Description of the task >>
Copy every line with the string "name" in it.

Excerpt from a dataset
= = = = = = =

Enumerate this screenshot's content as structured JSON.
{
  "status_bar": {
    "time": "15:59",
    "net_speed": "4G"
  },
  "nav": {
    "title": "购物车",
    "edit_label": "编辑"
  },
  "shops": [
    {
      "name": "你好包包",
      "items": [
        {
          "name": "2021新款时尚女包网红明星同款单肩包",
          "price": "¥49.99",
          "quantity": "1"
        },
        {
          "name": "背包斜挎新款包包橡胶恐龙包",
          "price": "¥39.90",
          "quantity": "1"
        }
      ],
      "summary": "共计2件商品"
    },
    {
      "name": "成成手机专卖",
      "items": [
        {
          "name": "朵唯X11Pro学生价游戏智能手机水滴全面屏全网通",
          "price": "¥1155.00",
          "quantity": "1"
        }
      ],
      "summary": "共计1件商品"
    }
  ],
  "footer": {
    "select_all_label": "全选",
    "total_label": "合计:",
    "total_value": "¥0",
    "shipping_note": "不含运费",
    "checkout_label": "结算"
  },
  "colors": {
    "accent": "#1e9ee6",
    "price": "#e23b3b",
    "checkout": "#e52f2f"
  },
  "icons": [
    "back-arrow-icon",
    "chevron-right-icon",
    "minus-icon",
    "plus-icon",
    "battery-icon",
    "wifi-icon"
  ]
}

= = = = = = =

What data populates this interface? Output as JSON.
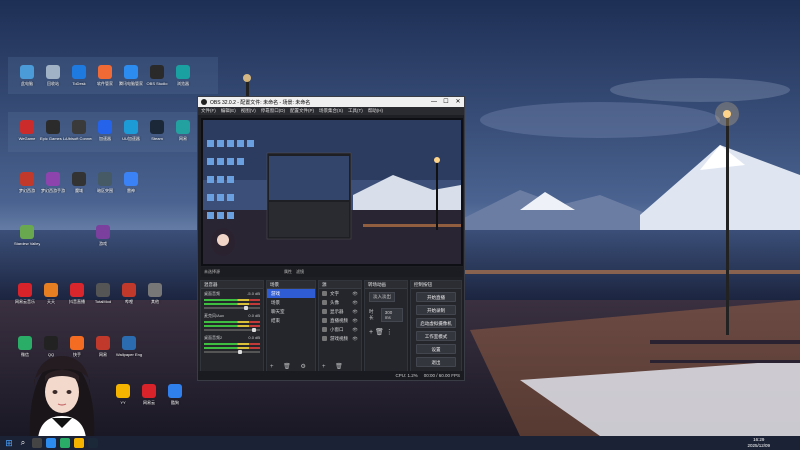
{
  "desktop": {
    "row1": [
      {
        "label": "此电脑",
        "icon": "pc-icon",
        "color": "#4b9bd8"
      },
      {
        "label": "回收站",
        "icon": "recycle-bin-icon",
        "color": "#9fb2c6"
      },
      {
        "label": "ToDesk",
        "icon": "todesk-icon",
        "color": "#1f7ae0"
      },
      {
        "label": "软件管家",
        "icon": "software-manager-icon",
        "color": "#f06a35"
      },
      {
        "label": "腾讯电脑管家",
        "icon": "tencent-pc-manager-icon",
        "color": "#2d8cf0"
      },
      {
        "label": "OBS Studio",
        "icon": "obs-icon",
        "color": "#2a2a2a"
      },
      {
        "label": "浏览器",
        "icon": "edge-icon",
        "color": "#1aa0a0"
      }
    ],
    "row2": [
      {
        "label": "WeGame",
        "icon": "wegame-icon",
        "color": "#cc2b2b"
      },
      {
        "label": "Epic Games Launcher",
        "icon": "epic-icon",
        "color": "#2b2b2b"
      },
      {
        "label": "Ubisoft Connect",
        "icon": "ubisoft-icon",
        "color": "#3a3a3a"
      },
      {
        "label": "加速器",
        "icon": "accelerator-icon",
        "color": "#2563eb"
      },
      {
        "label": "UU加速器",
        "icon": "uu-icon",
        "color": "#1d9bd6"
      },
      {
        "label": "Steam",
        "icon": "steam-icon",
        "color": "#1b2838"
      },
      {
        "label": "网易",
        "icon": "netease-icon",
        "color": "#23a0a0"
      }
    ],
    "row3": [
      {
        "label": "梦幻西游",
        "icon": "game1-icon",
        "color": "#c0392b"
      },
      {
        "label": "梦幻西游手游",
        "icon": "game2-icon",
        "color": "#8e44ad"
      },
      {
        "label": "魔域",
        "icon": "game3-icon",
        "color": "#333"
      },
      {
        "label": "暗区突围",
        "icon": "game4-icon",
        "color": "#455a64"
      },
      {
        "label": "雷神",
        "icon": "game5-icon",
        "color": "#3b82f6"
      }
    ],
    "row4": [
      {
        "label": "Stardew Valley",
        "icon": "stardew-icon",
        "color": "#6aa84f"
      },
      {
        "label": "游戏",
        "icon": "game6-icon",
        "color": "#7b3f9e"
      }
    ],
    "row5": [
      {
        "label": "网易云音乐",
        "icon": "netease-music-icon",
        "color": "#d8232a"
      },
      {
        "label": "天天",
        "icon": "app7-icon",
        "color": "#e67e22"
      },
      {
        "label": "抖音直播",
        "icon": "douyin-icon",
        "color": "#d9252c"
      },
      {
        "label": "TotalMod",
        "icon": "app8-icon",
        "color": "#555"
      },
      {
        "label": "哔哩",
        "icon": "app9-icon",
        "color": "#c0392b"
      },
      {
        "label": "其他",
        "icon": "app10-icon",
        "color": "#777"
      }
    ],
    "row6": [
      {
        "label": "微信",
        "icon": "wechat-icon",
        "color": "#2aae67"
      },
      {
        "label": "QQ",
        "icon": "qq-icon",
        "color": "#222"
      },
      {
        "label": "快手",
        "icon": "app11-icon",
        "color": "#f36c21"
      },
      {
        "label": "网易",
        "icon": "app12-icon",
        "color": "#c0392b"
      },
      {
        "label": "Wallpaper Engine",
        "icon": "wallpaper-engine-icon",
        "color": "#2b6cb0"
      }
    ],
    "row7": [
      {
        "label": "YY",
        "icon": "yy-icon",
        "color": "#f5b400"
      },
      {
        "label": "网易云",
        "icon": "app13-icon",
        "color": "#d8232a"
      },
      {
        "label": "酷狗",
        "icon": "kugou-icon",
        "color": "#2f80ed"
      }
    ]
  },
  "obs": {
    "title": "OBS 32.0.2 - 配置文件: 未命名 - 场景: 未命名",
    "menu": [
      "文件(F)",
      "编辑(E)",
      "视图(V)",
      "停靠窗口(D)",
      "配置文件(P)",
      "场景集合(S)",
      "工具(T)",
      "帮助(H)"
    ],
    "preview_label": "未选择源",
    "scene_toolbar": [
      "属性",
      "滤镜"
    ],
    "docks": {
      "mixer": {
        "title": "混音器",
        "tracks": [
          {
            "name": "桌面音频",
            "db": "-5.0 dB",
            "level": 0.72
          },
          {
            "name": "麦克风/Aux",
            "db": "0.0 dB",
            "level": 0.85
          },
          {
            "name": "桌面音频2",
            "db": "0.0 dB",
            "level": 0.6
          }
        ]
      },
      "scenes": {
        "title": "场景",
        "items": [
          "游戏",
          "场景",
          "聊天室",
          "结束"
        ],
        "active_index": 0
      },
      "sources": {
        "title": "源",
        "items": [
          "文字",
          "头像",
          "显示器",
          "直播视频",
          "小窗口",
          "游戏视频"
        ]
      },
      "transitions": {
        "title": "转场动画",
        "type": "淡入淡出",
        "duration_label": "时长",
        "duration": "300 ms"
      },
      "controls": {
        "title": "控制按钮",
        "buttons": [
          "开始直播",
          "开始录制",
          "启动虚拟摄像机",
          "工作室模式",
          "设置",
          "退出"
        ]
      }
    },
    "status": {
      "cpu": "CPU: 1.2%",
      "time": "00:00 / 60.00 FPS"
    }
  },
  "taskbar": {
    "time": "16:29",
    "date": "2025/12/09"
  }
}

= = = = = = =

Result of the task >>
      "name": "你好包包",
          "name": "2021新款时尚女包网红明星同款单肩包",
          "name": "背包斜挎新款包包橡胶恐龙包",
      "name": "成成手机专卖",
          "name": "朵唯X11Pro学生价游戏智能手机水滴全面屏全网通",
            "name": "桌面音频",
            "name": "麦克风/Aux",
            "name": "桌面音频2",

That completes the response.